■ Set exercise: Please write out every line of the listing below word for word, leaving the pictures out.

===== Records to process =====

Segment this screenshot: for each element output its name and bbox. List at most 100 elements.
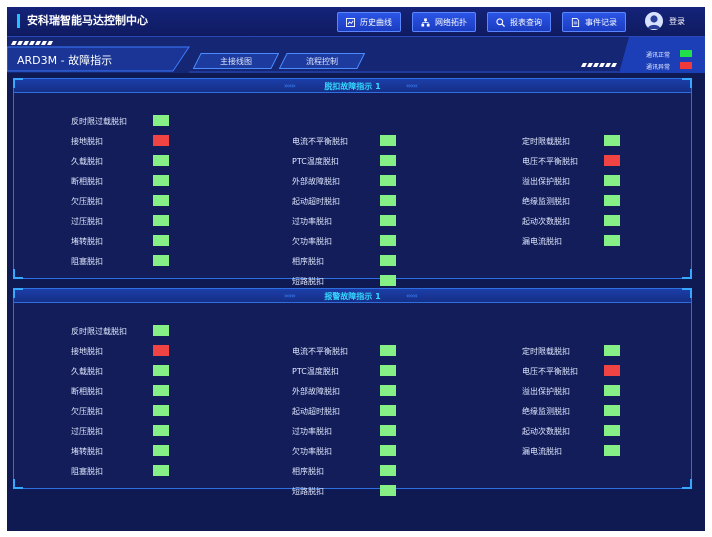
fault-item-label: 接地脱扣 (71, 137, 103, 146)
fault-indicator-green (380, 385, 396, 396)
fault-indicator-green (604, 135, 620, 146)
fault-indicator-green (604, 235, 620, 246)
fault-indicator-green (153, 425, 169, 436)
nav-network-topology-label: 网络拓扑 (435, 17, 467, 27)
alarm-fault-panel-header: ›››››› 报警故障指示 1 ‹‹‹‹‹‹ (14, 289, 691, 303)
legend-comm-normal-label: 通讯正常 (646, 52, 671, 59)
user-avatar-icon[interactable] (645, 12, 663, 30)
app-title: 安科瑞智能马达控制中心 (17, 14, 148, 28)
fault-item-label: 反时限过载脱扣 (71, 117, 127, 126)
fault-item-label: 溢出保护脱扣 (522, 177, 570, 186)
fault-item-label: 定时限载脱扣 (522, 347, 570, 356)
tab-main-wiring-diagram[interactable]: 主接线图 (193, 53, 279, 69)
fault-indicator-green (153, 365, 169, 376)
fault-indicator-green (380, 345, 396, 356)
fault-item-label: 起动超时脱扣 (292, 197, 340, 206)
fault-indicator-green (153, 215, 169, 226)
fault-item-label: 过压脱扣 (71, 427, 103, 436)
nav-network-topology-button[interactable]: 网络拓扑 (412, 12, 476, 32)
search-icon (496, 17, 505, 27)
fault-indicator-green (153, 235, 169, 246)
fault-indicator-green (604, 385, 620, 396)
nav-history-curve-button[interactable]: 历史曲线 (337, 12, 401, 32)
fault-indicator-green (153, 325, 169, 336)
fault-item-label: 久载脱扣 (71, 157, 103, 166)
fault-item-label: 阻塞脱扣 (71, 257, 103, 266)
fault-item-label: 断相脱扣 (71, 387, 103, 396)
login-link[interactable]: 登录 (669, 16, 685, 27)
fault-item-label: 绝缘监测脱扣 (522, 407, 570, 416)
fault-item-label: 外部故障脱扣 (292, 177, 340, 186)
nav-event-log-button[interactable]: 事件记录 (562, 12, 626, 32)
fault-item-label: 定时限载脱扣 (522, 137, 570, 146)
fault-indicator-green (380, 425, 396, 436)
nav-history-curve-label: 历史曲线 (360, 17, 392, 27)
corner-decoration (13, 479, 23, 489)
chart-icon (346, 17, 355, 27)
document-icon (571, 17, 580, 27)
fault-item-label: 阻塞脱扣 (71, 467, 103, 476)
corner-decoration (13, 269, 23, 279)
trip-fault-panel-header: ›››››› 脱扣故障指示 1 ‹‹‹‹‹‹ (14, 79, 691, 93)
fault-indicator-green (153, 115, 169, 126)
fault-indicator-green (380, 275, 396, 286)
corner-decoration (682, 78, 692, 88)
fault-item-label: 短路脱扣 (292, 277, 324, 286)
fault-item-label: 绝缘监测脱扣 (522, 197, 570, 206)
fault-item-label: 电压不平衡脱扣 (522, 157, 578, 166)
fault-indicator-green (604, 215, 620, 226)
corner-decoration (682, 288, 692, 298)
fault-indicator-green (380, 445, 396, 456)
fault-item-label: 反时限过载脱扣 (71, 327, 127, 336)
fault-item-label: 相序脱扣 (292, 467, 324, 476)
trip-fault-panel: ›››››› 脱扣故障指示 1 ‹‹‹‹‹‹ 反时限过载脱扣 接地脱扣久载脱扣断相… (13, 78, 692, 286)
fault-item-label: 起动次数脱扣 (522, 217, 570, 226)
nav-report-query-label: 报表查询 (510, 17, 542, 27)
legend-comm-abnormal-label: 通讯异常 (646, 64, 671, 71)
fault-indicator-green (380, 405, 396, 416)
corner-decoration (682, 479, 692, 489)
fault-indicator-red (153, 135, 169, 146)
fault-item-label: 漏电流脱扣 (522, 237, 562, 246)
chevron-left-icon: ‹‹‹‹‹‹ (406, 82, 418, 90)
fault-item-label: 外部故障脱扣 (292, 387, 340, 396)
fault-item-label: 电压不平衡脱扣 (522, 367, 578, 376)
page-header: ARD3M - 故障指示 主接线图 流程控制 通讯正常 通讯异常 (7, 37, 705, 73)
fault-indicator-green (380, 485, 396, 496)
nav-report-query-button[interactable]: 报表查询 (487, 12, 551, 32)
fault-item-label: 过功率脱扣 (292, 427, 332, 436)
fault-indicator-green (604, 425, 620, 436)
fault-indicator-green (380, 135, 396, 146)
fault-indicator-green (380, 175, 396, 186)
fault-indicator-green (380, 235, 396, 246)
fault-item-label: 起动次数脱扣 (522, 427, 570, 436)
trip-fault-panel-title: 脱扣故障指示 1 (324, 82, 381, 91)
fault-indicator-red (604, 365, 620, 376)
fault-item-label: 断相脱扣 (71, 177, 103, 186)
fault-item-label: 漏电流脱扣 (522, 447, 562, 456)
fault-indicator-green (153, 195, 169, 206)
fault-indicator-green (604, 175, 620, 186)
tab-process-control-label: 流程控制 (306, 56, 338, 66)
tab-main-wiring-diagram-label: 主接线图 (220, 56, 252, 66)
alarm-fault-panel-title: 报警故障指示 1 (324, 292, 381, 301)
fault-indicator-green (380, 365, 396, 376)
fault-indicator-green (380, 215, 396, 226)
fault-indicator-green (604, 445, 620, 456)
fault-item-label: 电流不平衡脱扣 (292, 137, 348, 146)
app-window: 安科瑞智能马达控制中心 历史曲线 网络拓扑 报表查询 事件记录 登录 ARD3M… (7, 7, 705, 531)
fault-item-label: 相序脱扣 (292, 257, 324, 266)
fault-indicator-green (153, 255, 169, 266)
fault-item-label: 欠功率脱扣 (292, 447, 332, 456)
fault-item-label: PTC温度脱扣 (292, 157, 339, 166)
fault-indicator-green (380, 255, 396, 266)
fault-indicator-green (380, 195, 396, 206)
legend-comm-normal-swatch (680, 50, 692, 57)
fault-item-label: 接地脱扣 (71, 347, 103, 356)
legend-comm-abnormal-swatch (680, 62, 692, 69)
fault-indicator-green (380, 155, 396, 166)
fault-indicator-green (604, 345, 620, 356)
fault-indicator-green (153, 385, 169, 396)
fault-item-label: 过压脱扣 (71, 217, 103, 226)
tab-process-control[interactable]: 流程控制 (279, 53, 365, 69)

=====

■ The answer:
Segment this screenshot: for each element output its name and bbox. List at most 100 elements.
fault-item-label: 接地脱扣 (71, 137, 103, 146)
fault-indicator-green (380, 385, 396, 396)
fault-indicator-green (604, 135, 620, 146)
fault-indicator-green (604, 235, 620, 246)
fault-indicator-green (153, 425, 169, 436)
nav-network-topology-label: 网络拓扑 (435, 17, 467, 27)
alarm-fault-panel-header: ›››››› 报警故障指示 1 ‹‹‹‹‹‹ (14, 289, 691, 303)
legend-comm-normal-label: 通讯正常 (646, 52, 671, 59)
user-avatar-icon[interactable] (645, 12, 663, 30)
app-title: 安科瑞智能马达控制中心 (17, 14, 148, 28)
fault-item-label: 反时限过载脱扣 (71, 117, 127, 126)
fault-item-label: 溢出保护脱扣 (522, 177, 570, 186)
fault-item-label: 定时限载脱扣 (522, 347, 570, 356)
tab-main-wiring-diagram[interactable]: 主接线图 (193, 53, 279, 69)
fault-indicator-green (153, 365, 169, 376)
fault-indicator-green (380, 345, 396, 356)
fault-item-label: 起动超时脱扣 (292, 197, 340, 206)
fault-indicator-green (153, 215, 169, 226)
fault-item-label: 过压脱扣 (71, 427, 103, 436)
nav-network-topology-button[interactable]: 网络拓扑 (412, 12, 476, 32)
search-icon (496, 17, 505, 27)
fault-indicator-green (153, 235, 169, 246)
fault-indicator-green (604, 385, 620, 396)
nav-history-curve-button[interactable]: 历史曲线 (337, 12, 401, 32)
fault-indicator-green (153, 325, 169, 336)
fault-item-label: 久载脱扣 (71, 157, 103, 166)
fault-item-label: 阻塞脱扣 (71, 257, 103, 266)
fault-item-label: 断相脱扣 (71, 387, 103, 396)
login-link[interactable]: 登录 (669, 16, 685, 27)
fault-item-label: 绝缘监测脱扣 (522, 407, 570, 416)
fault-item-label: 外部故障脱扣 (292, 177, 340, 186)
nav-event-log-button[interactable]: 事件记录 (562, 12, 626, 32)
fault-item-label: 定时限载脱扣 (522, 137, 570, 146)
fault-indicator-green (380, 425, 396, 436)
nav-history-curve-label: 历史曲线 (360, 17, 392, 27)
corner-decoration (13, 479, 23, 489)
chart-icon (346, 17, 355, 27)
document-icon (571, 17, 580, 27)
fault-item-label: 阻塞脱扣 (71, 467, 103, 476)
corner-decoration (13, 269, 23, 279)
trip-fault-panel-header: ›››››› 脱扣故障指示 1 ‹‹‹‹‹‹ (14, 79, 691, 93)
fault-indicator-green (153, 115, 169, 126)
fault-indicator-green (380, 275, 396, 286)
corner-decoration (682, 78, 692, 88)
fault-item-label: 短路脱扣 (292, 277, 324, 286)
fault-item-label: 绝缘监测脱扣 (522, 197, 570, 206)
fault-item-label: 电压不平衡脱扣 (522, 157, 578, 166)
fault-indicator-green (604, 215, 620, 226)
corner-decoration (682, 288, 692, 298)
fault-indicator-green (380, 445, 396, 456)
fault-item-label: 反时限过载脱扣 (71, 327, 127, 336)
fault-item-label: 相序脱扣 (292, 467, 324, 476)
trip-fault-panel: ›››››› 脱扣故障指示 1 ‹‹‹‹‹‹ 反时限过载脱扣 接地脱扣久载脱扣断相… (13, 78, 692, 286)
fault-item-label: 起动次数脱扣 (522, 217, 570, 226)
nav-report-query-label: 报表查询 (510, 17, 542, 27)
legend-comm-abnormal-label: 通讯异常 (646, 64, 671, 71)
fault-indicator-green (380, 405, 396, 416)
corner-decoration (682, 479, 692, 489)
fault-indicator-red (153, 135, 169, 146)
fault-item-label: 漏电流脱扣 (522, 237, 562, 246)
chevron-left-icon: ‹‹‹‹‹‹ (406, 82, 418, 90)
fault-item-label: 外部故障脱扣 (292, 387, 340, 396)
fault-item-label: 电压不平衡脱扣 (522, 367, 578, 376)
page-header: ARD3M - 故障指示 主接线图 流程控制 通讯正常 通讯异常 (7, 37, 705, 73)
fault-indicator-green (380, 485, 396, 496)
nav-report-query-button[interactable]: 报表查询 (487, 12, 551, 32)
fault-item-label: 过功率脱扣 (292, 427, 332, 436)
fault-indicator-green (604, 425, 620, 436)
fault-indicator-green (380, 135, 396, 146)
fault-indicator-green (380, 175, 396, 186)
fault-indicator-green (380, 235, 396, 246)
fault-item-label: 起动次数脱扣 (522, 427, 570, 436)
trip-fault-panel-title: 脱扣故障指示 1 (324, 82, 381, 91)
fault-indicator-red (604, 365, 620, 376)
fault-item-label: 断相脱扣 (71, 177, 103, 186)
fault-item-label: 漏电流脱扣 (522, 447, 562, 456)
fault-indicator-green (153, 195, 169, 206)
fault-indicator-green (604, 175, 620, 186)
tab-process-control-label: 流程控制 (306, 56, 338, 66)
tab-main-wiring-diagram-label: 主接线图 (220, 56, 252, 66)
alarm-fault-panel-title: 报警故障指示 1 (324, 292, 381, 301)
fault-indicator-green (380, 365, 396, 376)
fault-indicator-green (380, 215, 396, 226)
fault-indicator-green (604, 445, 620, 456)
fault-item-label: 电流不平衡脱扣 (292, 137, 348, 146)
app-window: 安科瑞智能马达控制中心 历史曲线 网络拓扑 报表查询 事件记录 登录 ARD3M… (7, 7, 705, 531)
fault-item-label: 相序脱扣 (292, 257, 324, 266)
fault-indicator-green (153, 255, 169, 266)
fault-item-label: 欠功率脱扣 (292, 447, 332, 456)
fault-item-label: PTC温度脱扣 (292, 157, 339, 166)
fault-indicator-green (380, 255, 396, 266)
fault-indicator-green (380, 195, 396, 206)
legend-comm-normal-swatch (680, 50, 692, 57)
fault-item-label: 接地脱扣 (71, 347, 103, 356)
legend-comm-abnormal-swatch (680, 62, 692, 69)
fault-indicator-green (380, 155, 396, 166)
fault-indicator-green (604, 345, 620, 356)
fault-indicator-green (153, 385, 169, 396)
fault-item-label: 过压脱扣 (71, 217, 103, 226)
tab-process-control[interactable]: 流程控制 (279, 53, 365, 69)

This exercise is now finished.